>>>>

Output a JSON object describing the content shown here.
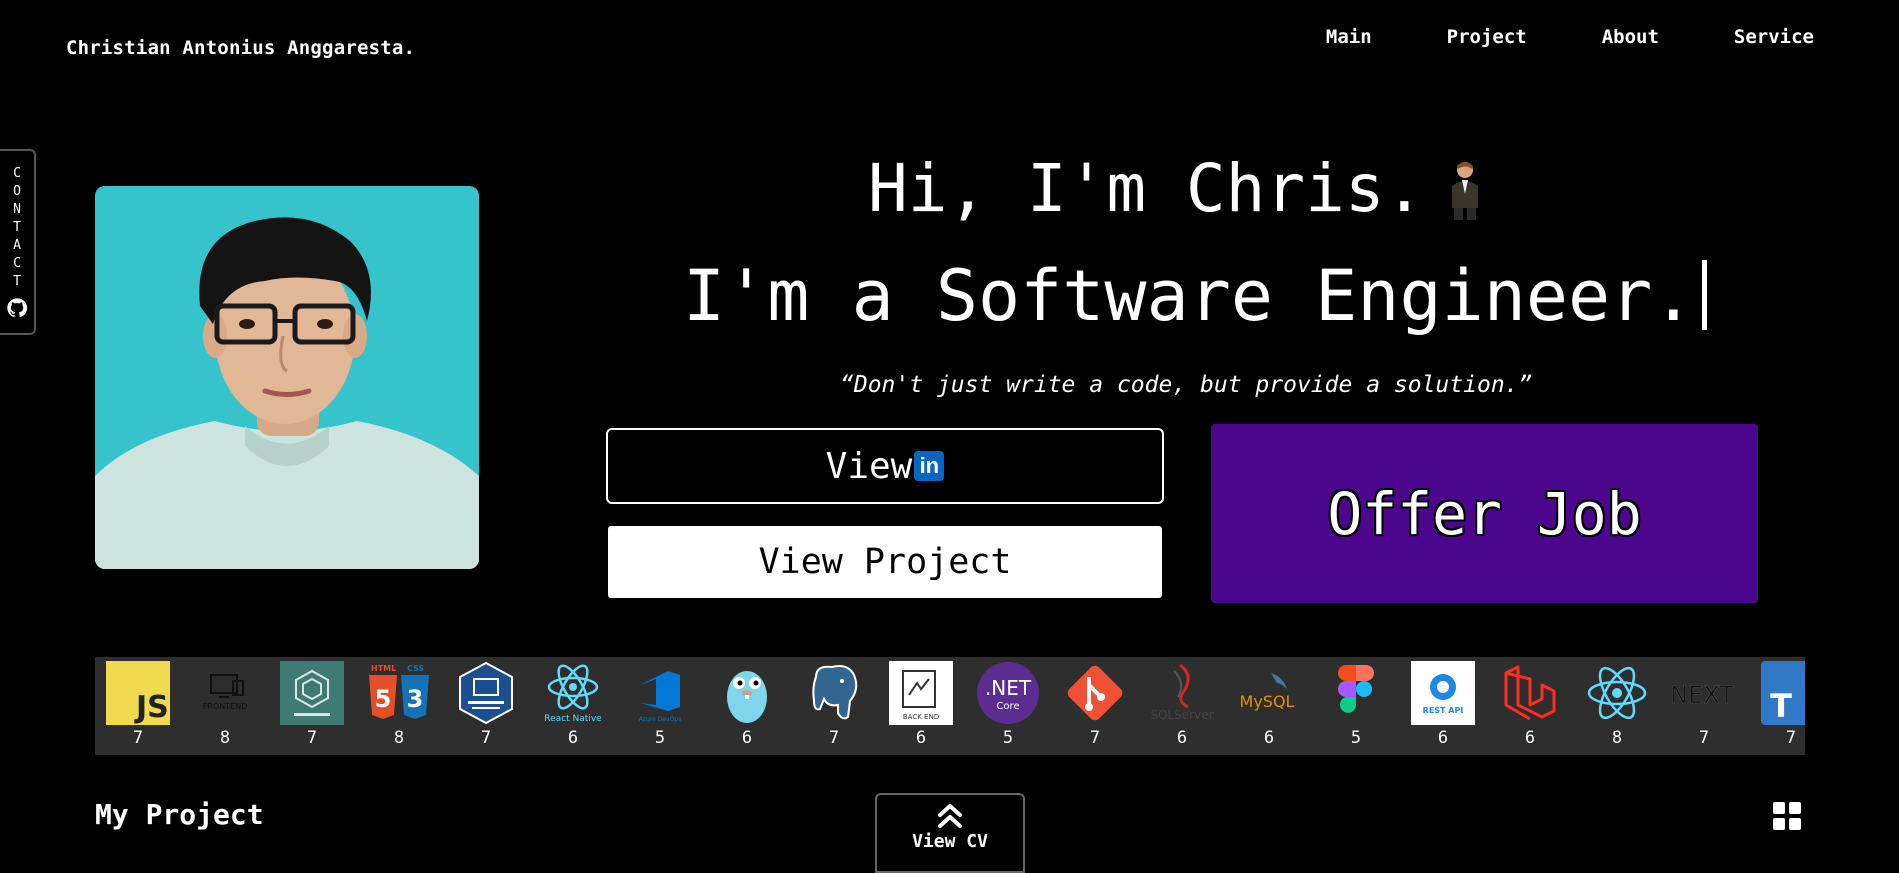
{
  "header": {
    "brand": "Christian Antonius Anggaresta.",
    "nav": [
      "Main",
      "Project",
      "About",
      "Service"
    ]
  },
  "contact_tab": {
    "letters": [
      "C",
      "O",
      "N",
      "T",
      "A",
      "C",
      "T"
    ],
    "icon": "github-icon"
  },
  "hero": {
    "line1": "Hi, I'm Chris.",
    "line2": "I'm a Software Engineer.",
    "quote": "“Don't just write a code, but provide a solution.”",
    "linkedin_button_label": "View",
    "linkedin_badge": "in",
    "project_button_label": "View Project",
    "offer_button_label": "Offer Job"
  },
  "colors": {
    "photo_bg": "#35c4cc",
    "offer_bg": "#4c078e",
    "linkedin": "#0a66c2",
    "skills_bg": "#2e2e2e"
  },
  "skills": [
    {
      "name": "javascript",
      "level": "7"
    },
    {
      "name": "frontend",
      "level": "8"
    },
    {
      "name": "software-development",
      "level": "7"
    },
    {
      "name": "html5-css3",
      "level": "8"
    },
    {
      "name": "software-engineering",
      "level": "7"
    },
    {
      "name": "react-native",
      "level": "6"
    },
    {
      "name": "azure-devops",
      "level": "5"
    },
    {
      "name": "golang",
      "level": "6"
    },
    {
      "name": "postgresql",
      "level": "7"
    },
    {
      "name": "back-end",
      "level": "6"
    },
    {
      "name": "dotnet-core",
      "level": "5"
    },
    {
      "name": "git",
      "level": "7"
    },
    {
      "name": "sql-server",
      "level": "6"
    },
    {
      "name": "mysql",
      "level": "6"
    },
    {
      "name": "figma",
      "level": "5"
    },
    {
      "name": "rest-api",
      "level": "6"
    },
    {
      "name": "laravel",
      "level": "6"
    },
    {
      "name": "react",
      "level": "8"
    },
    {
      "name": "nextjs",
      "level": "7"
    },
    {
      "name": "typescript",
      "level": "7"
    }
  ],
  "skill_icon_text": {
    "js": "JS",
    "frontend": "FRONTEND",
    "html": "HTML",
    "css": "CSS",
    "react_native": "React Native",
    "azure": "Azure DevOps",
    "backend": "BACK END",
    "net": ".NET",
    "core": "Core",
    "sqlserver": "SQLServer",
    "mysql": "MySQL",
    "restapi": "REST API",
    "next": "NEXT",
    "ts": "T"
  },
  "projects": {
    "title": "My Project"
  },
  "view_cv": {
    "label": "View CV"
  }
}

<<<<

WRITTEN PROBLEM
The entries above should be reproduced exactly, without their pictures.

TASK ANSWER
Output a JSON object describing the content shown here.
{
  "header": {
    "brand": "Christian Antonius Anggaresta.",
    "nav": [
      "Main",
      "Project",
      "About",
      "Service"
    ]
  },
  "contact_tab": {
    "letters": [
      "C",
      "O",
      "N",
      "T",
      "A",
      "C",
      "T"
    ],
    "icon": "github-icon"
  },
  "hero": {
    "line1": "Hi, I'm Chris.",
    "line2": "I'm a Software Engineer.",
    "quote": "“Don't just write a code, but provide a solution.”",
    "linkedin_button_label": "View",
    "linkedin_badge": "in",
    "project_button_label": "View Project",
    "offer_button_label": "Offer Job"
  },
  "colors": {
    "photo_bg": "#35c4cc",
    "offer_bg": "#4c078e",
    "linkedin": "#0a66c2",
    "skills_bg": "#2e2e2e"
  },
  "skills": [
    {
      "name": "javascript",
      "level": "7"
    },
    {
      "name": "frontend",
      "level": "8"
    },
    {
      "name": "software-development",
      "level": "7"
    },
    {
      "name": "html5-css3",
      "level": "8"
    },
    {
      "name": "software-engineering",
      "level": "7"
    },
    {
      "name": "react-native",
      "level": "6"
    },
    {
      "name": "azure-devops",
      "level": "5"
    },
    {
      "name": "golang",
      "level": "6"
    },
    {
      "name": "postgresql",
      "level": "7"
    },
    {
      "name": "back-end",
      "level": "6"
    },
    {
      "name": "dotnet-core",
      "level": "5"
    },
    {
      "name": "git",
      "level": "7"
    },
    {
      "name": "sql-server",
      "level": "6"
    },
    {
      "name": "mysql",
      "level": "6"
    },
    {
      "name": "figma",
      "level": "5"
    },
    {
      "name": "rest-api",
      "level": "6"
    },
    {
      "name": "laravel",
      "level": "6"
    },
    {
      "name": "react",
      "level": "8"
    },
    {
      "name": "nextjs",
      "level": "7"
    },
    {
      "name": "typescript",
      "level": "7"
    }
  ],
  "skill_icon_text": {
    "js": "JS",
    "frontend": "FRONTEND",
    "html": "HTML",
    "css": "CSS",
    "react_native": "React Native",
    "azure": "Azure DevOps",
    "backend": "BACK END",
    "net": ".NET",
    "core": "Core",
    "sqlserver": "SQLServer",
    "mysql": "MySQL",
    "restapi": "REST API",
    "next": "NEXT",
    "ts": "T"
  },
  "projects": {
    "title": "My Project"
  },
  "view_cv": {
    "label": "View CV"
  }
}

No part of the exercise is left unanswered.